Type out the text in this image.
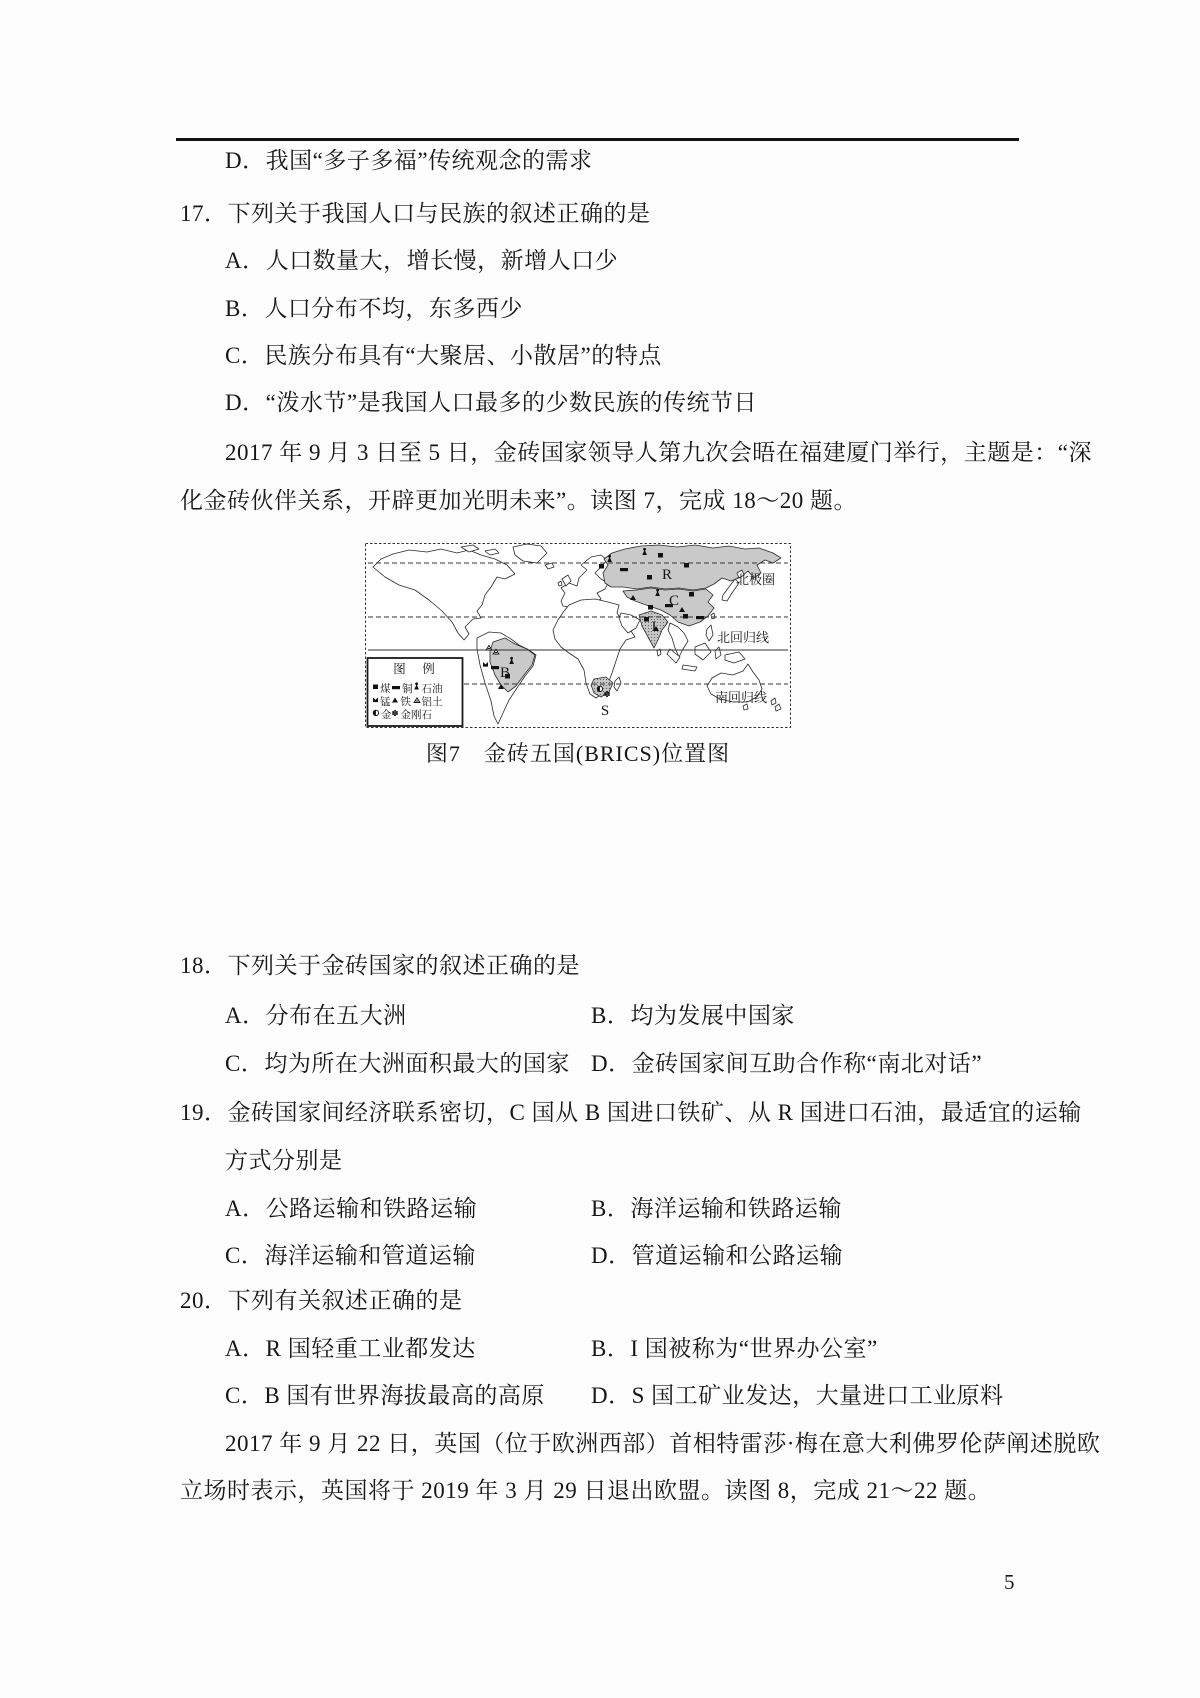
D．我国“多子多福”传统观念的需求
17．下列关于我国人口与民族的叙述正确的是
A．人口数量大，增长慢，新增人口少
B．人口分布不均，东多西少
C．民族分布具有“大聚居、小散居”的特点
D．“泼水节”是我国人口最多的少数民族的传统节日
2017 年 9 月 3 日至 5 日，金砖国家领导人第九次会晤在福建厦门举行，主题是：“深
化金砖伙伴关系，开辟更加光明未来”。读图 7，完成 18～20 题。
北极圈
北回归线
南回归线
R
C
I
B
S
图　例
煤 铜 石油
锰 铁 铝土
金 金刚石
图7　金砖五国(BRICS)位置图
18．下列关于金砖国家的叙述正确的是
A．分布在五大洲	B．均为发展中国家
C．均为所在大洲面积最大的国家 D．金砖国家间互助合作称“南北对话”
19．金砖国家间经济联系密切，C 国从 B 国进口铁矿、从 R 国进口石油，最适宜的运输
方式分别是
A．公路运输和铁路运输	B．海洋运输和铁路运输
C．海洋运输和管道运输	D．管道运输和公路运输
20．下列有关叙述正确的是
A．R 国轻重工业都发达	B．I 国被称为“世界办公室”
C．B 国有世界海拔最高的高原 D．S 国工矿业发达，大量进口工业原料
2017 年 9 月 22 日，英国（位于欧洲西部）首相特雷莎·梅在意大利佛罗伦萨阐述脱欧
立场时表示，英国将于 2019 年 3 月 29 日退出欧盟。读图 8，完成 21～22 题。
5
# # # # # # #
All of the data needs repeating exactly, but the pictures do not.

Worked solution
Type out the text in this image.
D．我国“多子多福”传统观念的需求
17．下列关于我国人口与民族的叙述正确的是
A．人口数量大，增长慢，新增人口少
B．人口分布不均，东多西少
C．民族分布具有“大聚居、小散居”的特点
D．“泼水节”是我国人口最多的少数民族的传统节日
2017 年 9 月 3 日至 5 日，金砖国家领导人第九次会晤在福建厦门举行，主题是：“深
化金砖伙伴关系，开辟更加光明未来”。读图 7，完成 18～20 题。
北极圈
北回归线
南回归线
R
C
I
B
S
图　例
煤 铜 石油
锰 铁 铝土
金 金刚石
图7　金砖五国(BRICS)位置图
18．下列关于金砖国家的叙述正确的是
A．分布在五大洲	B．均为发展中国家
C．均为所在大洲面积最大的国家 D．金砖国家间互助合作称“南北对话”
19．金砖国家间经济联系密切，C 国从 B 国进口铁矿、从 R 国进口石油，最适宜的运输
方式分别是
A．公路运输和铁路运输	B．海洋运输和铁路运输
C．海洋运输和管道运输	D．管道运输和公路运输
20．下列有关叙述正确的是
A．R 国轻重工业都发达	B．I 国被称为“世界办公室”
C．B 国有世界海拔最高的高原 D．S 国工矿业发达，大量进口工业原料
2017 年 9 月 22 日，英国（位于欧洲西部）首相特雷莎·梅在意大利佛罗伦萨阐述脱欧
立场时表示，英国将于 2019 年 3 月 29 日退出欧盟。读图 8，完成 21～22 题。
5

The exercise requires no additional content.